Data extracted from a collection

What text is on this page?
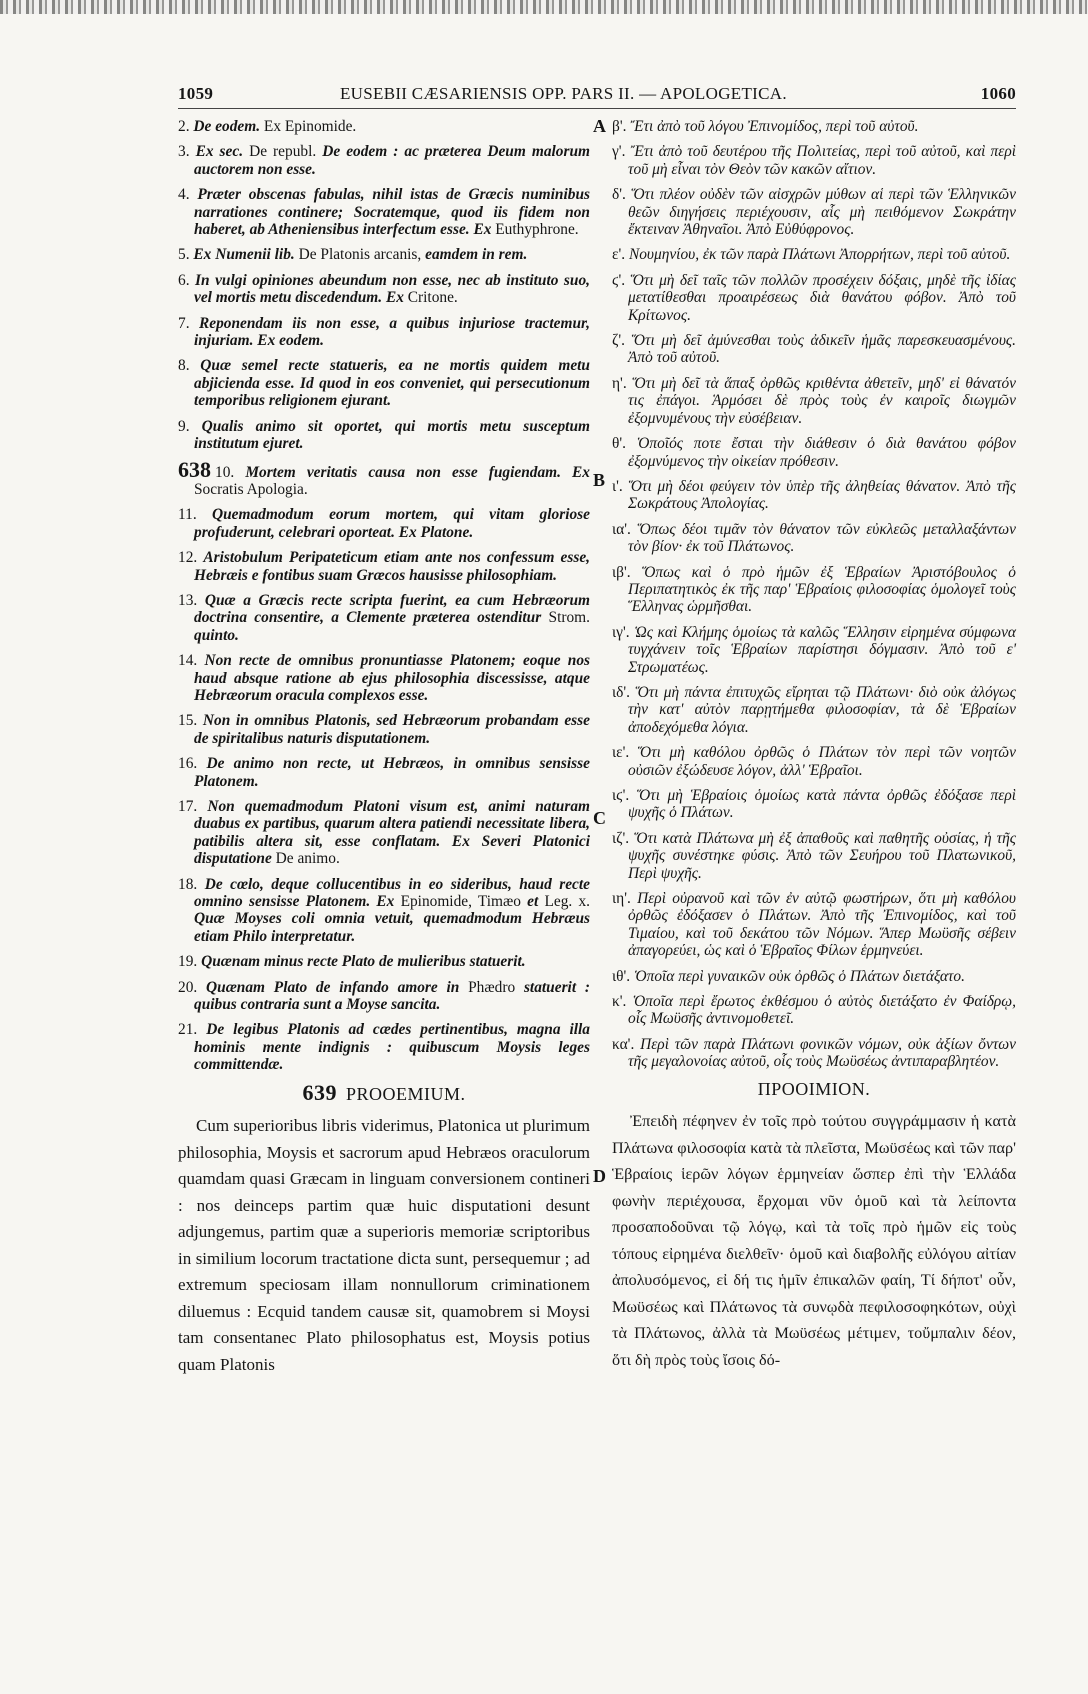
1059	EUSEBII CÆSARIENSIS OPP. PARS II. — APOLOGETICA.	1060
A
B
C
D
2. De eodem. Ex Epinomide.
3. Ex sec. De republ. De eodem : ac præterea Deum malorum auctorem non esse.
4. Præter obscenas fabulas, nihil istas de Græcis numinibus narrationes continere; Socratemque, quod iis fidem non haberet, ab Atheniensibus interfectum esse. Ex Euthyphrone.
5. Ex Numenii lib. De Platonis arcanis, eamdem in rem.
6. In vulgi opiniones abeundum non esse, nec ab instituto suo, vel mortis metu discedendum. Ex Critone.
7. Reponendam iis non esse, a quibus injuriose tractemur, injuriam. Ex eodem.
8. Quæ semel recte statueris, ea ne mortis quidem metu abjicienda esse. Id quod in eos conveniet, qui persecutionum temporibus religionem ejurant.
9. Qualis animo sit oportet, qui mortis metu susceptum institutum ejuret.
638 10. Mortem veritatis causa non esse fugiendam. Ex Socratis Apologia.
11. Quemadmodum eorum mortem, qui vitam gloriose profuderunt, celebrari oporteat. Ex Platone.
12. Aristobulum Peripateticum etiam ante nos confessum esse, Hebræis e fontibus suam Græcos hausisse philosophiam.
13. Quæ a Græcis recte scripta fuerint, ea cum Hebræorum doctrina consentire, a Clemente præterea ostenditur Strom. quinto.
14. Non recte de omnibus pronuntiasse Platonem; eoque nos haud absque ratione ab ejus philosophia discessisse, atque Hebræorum oracula complexos esse.
15. Non in omnibus Platonis, sed Hebræorum probandam esse de spiritalibus naturis disputationem.
16. De animo non recte, ut Hebræos, in omnibus sensisse Platonem.
17. Non quemadmodum Platoni visum est, animi naturam duabus ex partibus, quarum altera patiendi necessitate libera, patibilis altera sit, esse conflatam. Ex Severi Platonici disputatione De animo.
18. De cœlo, deque collucentibus in eo sideribus, haud recte omnino sensisse Platonem. Ex Epinomide, Timæo et Leg. x. Quæ Moyses coli omnia vetuit, quemadmodum Hebræus etiam Philo interpretatur.
19. Quænam minus recte Plato de mulieribus statuerit.
20. Quænam Plato de infando amore in Phædro statuerit : quibus contraria sunt a Moyse sancita.
21. De legibus Platonis ad cædes pertinentibus, magna illa hominis mente indignis : quibuscum Moysis leges committendæ.
639 PROOEMIUM.
Cum superioribus libris viderimus, Platonica ut plurimum philosophia, Moysis et sacrorum apud Hebræos oraculorum quamdam quasi Græcam in linguam conversionem contineri : nos deinceps partim quæ huic disputationi desunt adjungemus, partim quæ a superioris memoriæ scriptoribus in similium locorum tractatione dicta sunt, persequemur ; ad extremum speciosam illam nonnullorum criminationem diluemus : Ecquid tandem causæ sit, quamobrem si Moysi tam consentanec Plato philosophatus est, Moysis potius quam Platonis
β'. Ἔτι ἀπὸ τοῦ λόγου Ἐπινομίδος, περὶ τοῦ αὐτοῦ.
γ'. Ἔτι ἀπὸ τοῦ δευτέρου τῆς Πολιτείας, περὶ τοῦ αὐτοῦ, καὶ περὶ τοῦ μὴ εἶναι τὸν Θεὸν τῶν κακῶν αἴτιον.
δ'. Ὅτι πλέον οὐδὲν τῶν αἰσχρῶν μύθων αἱ περὶ τῶν Ἑλληνικῶν θεῶν διηγήσεις περιέχουσιν, αἷς μὴ πειθόμενον Σωκράτην ἔκτειναν Ἀθηναῖοι. Ἀπὸ Εὐθύφρονος.
ε'. Νουμηνίου, ἐκ τῶν παρὰ Πλάτωνι Ἀπορρήτων, περὶ τοῦ αὐτοῦ.
ϛ'. Ὅτι μὴ δεῖ ταῖς τῶν πολλῶν προσέχειν δόξαις, μηδὲ τῆς ἰδίας μετατίθεσθαι προαιρέσεως διὰ θανάτου φόβον. Ἀπὸ τοῦ Κρίτωνος.
ζ'. Ὅτι μὴ δεῖ ἀμύνεσθαι τοὺς ἀδικεῖν ἡμᾶς παρεσκευασμένους. Ἀπὸ τοῦ αὐτοῦ.
η'. Ὅτι μὴ δεῖ τὰ ἅπαξ ὀρθῶς κριθέντα ἀθετεῖν, μηδ' εἰ θάνατόν τις ἐπάγοι. Ἁρμόσει δὲ πρὸς τοὺς ἐν καιροῖς διωγμῶν ἐξομνυμένους τὴν εὐσέβειαν.
θ'. Ὁποῖός ποτε ἔσται τὴν διάθεσιν ὁ διὰ θανάτου φόβον ἐξομνύμενος τὴν οἰκείαν πρόθεσιν.
ι'. Ὅτι μὴ δέοι φεύγειν τὸν ὑπὲρ τῆς ἀληθείας θάνατον. Ἀπὸ τῆς Σωκράτους Ἀπολογίας.
ια'. Ὅπως δέοι τιμᾶν τὸν θάνατον τῶν εὐκλεῶς μεταλλαξάντων τὸν βίον· ἐκ τοῦ Πλάτωνος.
ιβ'. Ὅπως καὶ ὁ πρὸ ἡμῶν ἐξ Ἑβραίων Ἀριστόβουλος ὁ Περιπατητικὸς ἐκ τῆς παρ' Ἑβραίοις φιλοσοφίας ὁμολογεῖ τοὺς Ἕλληνας ὡρμῆσθαι.
ιγ'. Ὡς καὶ Κλήμης ὁμοίως τὰ καλῶς Ἕλλησιν εἰρημένα σύμφωνα τυγχάνειν τοῖς Ἑβραίων παρίστησι δόγμασιν. Ἀπὸ τοῦ ε' Στρωματέως.
ιδ'. Ὅτι μὴ πάντα ἐπιτυχῶς εἴρηται τῷ Πλάτωνι· διὸ οὐκ ἀλόγως τὴν κατ' αὐτὸν παρῃτήμεθα φιλοσοφίαν, τὰ δὲ Ἑβραίων ἀποδεχόμεθα λόγια.
ιε'. Ὅτι μὴ καθόλου ὀρθῶς ὁ Πλάτων τὸν περὶ τῶν νοητῶν οὐσιῶν ἐξώδευσε λόγον, ἀλλ' Ἑβραῖοι.
ιϛ'. Ὅτι μὴ Ἑβραίοις ὁμοίως κατὰ πάντα ὀρθῶς ἐδόξασε περὶ ψυχῆς ὁ Πλάτων.
ιζ'. Ὅτι κατὰ Πλάτωνα μὴ ἐξ ἀπαθοῦς καὶ παθητῆς οὐσίας, ἡ τῆς ψυχῆς συνέστηκε φύσις. Ἀπὸ τῶν Σευήρου τοῦ Πλατωνικοῦ, Περὶ ψυχῆς.
ιη'. Περὶ οὐρανοῦ καὶ τῶν ἐν αὐτῷ φωστήρων, ὅτι μὴ καθόλου ὀρθῶς ἐδόξασεν ὁ Πλάτων. Ἀπὸ τῆς Ἐπινομίδος, καὶ τοῦ Τιμαίου, καὶ τοῦ δεκάτου τῶν Νόμων. Ἅπερ Μωϋσῆς σέβειν ἀπαγορεύει, ὡς καὶ ὁ Ἑβραῖος Φίλων ἑρμηνεύει.
ιθ'. Ὁποῖα περὶ γυναικῶν οὐκ ὀρθῶς ὁ Πλάτων διετάξατο.
κ'. Ὁποῖα περὶ ἔρωτος ἐκθέσμου ὁ αὐτὸς διετάξατο ἐν Φαίδρῳ, οἷς Μωϋσῆς ἀντινομοθετεῖ.
κα'. Περὶ τῶν παρὰ Πλάτωνι φονικῶν νόμων, οὐκ ἀξίων ὄντων τῆς μεγαλονοίας αὐτοῦ, οἷς τοὺς Μωϋσέως ἀντιπαραβλητέον.
ΠΡΟΟΙΜΙΟΝ.
Ἐπειδὴ πέφηνεν ἐν τοῖς πρὸ τούτου συγγράμμασιν ἡ κατὰ Πλάτωνα φιλοσοφία κατὰ τὰ πλεῖστα, Μωϋσέως καὶ τῶν παρ' Ἑβραίοις ἱερῶν λόγων ἑρμηνείαν ὥσπερ ἐπὶ τὴν Ἑλλάδα φωνὴν περιέχουσα, ἔρχομαι νῦν ὁμοῦ καὶ τὰ λείποντα προσαποδοῦναι τῷ λόγῳ, καὶ τὰ τοῖς πρὸ ἡμῶν εἰς τοὺς τόπους εἰρημένα διελθεῖν· ὁμοῦ καὶ διαβολῆς εὐλόγου αἰτίαν ἀπολυσόμενος, εἰ δή τις ἡμῖν ἐπικαλῶν φαίη, Τί δήποτ' οὖν, Μωϋσέως καὶ Πλάτωνος τὰ συνῳδὰ πεφιλοσοφηκότων, οὐχὶ τὰ Πλάτωνος, ἀλλὰ τὰ Μωϋσέως μέτιμεν, τοὔμπαλιν δέον, ὅτι δὴ πρὸς τοὺς ἴσοις δό-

* THE PROBLEM: Find every line with "sensisse" in the listing and state how many there are, nothing else.

* ANSWER IN FULL: 2